**Do this:** Go through the material and write it all out exactly, minus the pictures.

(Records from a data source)
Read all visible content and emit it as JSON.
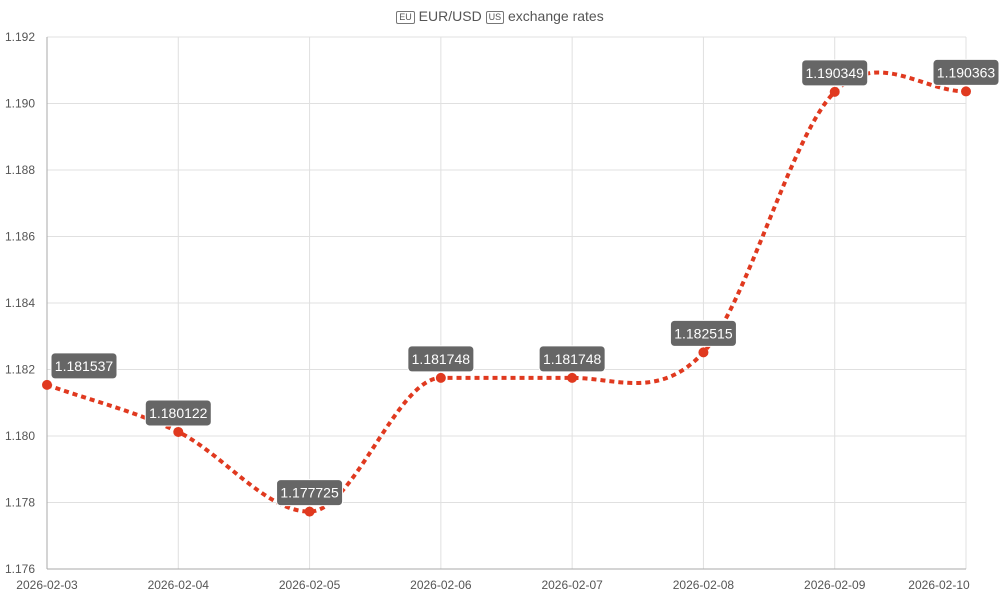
{
  "chart_data": {
    "type": "line",
    "title": "EUR/USD exchange rates",
    "title_parts": {
      "flag1": "EU",
      "pair": "EUR/USD",
      "flag2": "US",
      "rest": "exchange rates"
    },
    "categories": [
      "2026-02-03",
      "2026-02-04",
      "2026-02-05",
      "2026-02-06",
      "2026-02-07",
      "2026-02-08",
      "2026-02-09",
      "2026-02-10"
    ],
    "values": [
      1.181537,
      1.180122,
      1.177725,
      1.181748,
      1.181748,
      1.182515,
      1.190349,
      1.190363
    ],
    "data_labels": [
      "1.181537",
      "1.180122",
      "1.177725",
      "1.181748",
      "1.181748",
      "1.182515",
      "1.190349",
      "1.190363"
    ],
    "ylim": [
      1.176,
      1.192
    ],
    "yticks": [
      "1.192",
      "1.190",
      "1.188",
      "1.186",
      "1.184",
      "1.182",
      "1.180",
      "1.178",
      "1.176"
    ],
    "grid": true,
    "xlabel": "",
    "ylabel": "",
    "colors": {
      "line": "#e0391f",
      "label_bg": "#666666",
      "grid": "#e0e0e0"
    }
  }
}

**Written reply:**
Read all visible content and emit it as JSON.
{
  "chart_data": {
    "type": "line",
    "title": "EUR/USD exchange rates",
    "title_parts": {
      "flag1": "EU",
      "pair": "EUR/USD",
      "flag2": "US",
      "rest": "exchange rates"
    },
    "categories": [
      "2026-02-03",
      "2026-02-04",
      "2026-02-05",
      "2026-02-06",
      "2026-02-07",
      "2026-02-08",
      "2026-02-09",
      "2026-02-10"
    ],
    "values": [
      1.181537,
      1.180122,
      1.177725,
      1.181748,
      1.181748,
      1.182515,
      1.190349,
      1.190363
    ],
    "data_labels": [
      "1.181537",
      "1.180122",
      "1.177725",
      "1.181748",
      "1.181748",
      "1.182515",
      "1.190349",
      "1.190363"
    ],
    "ylim": [
      1.176,
      1.192
    ],
    "yticks": [
      "1.192",
      "1.190",
      "1.188",
      "1.186",
      "1.184",
      "1.182",
      "1.180",
      "1.178",
      "1.176"
    ],
    "grid": true,
    "xlabel": "",
    "ylabel": "",
    "colors": {
      "line": "#e0391f",
      "label_bg": "#666666",
      "grid": "#e0e0e0"
    }
  }
}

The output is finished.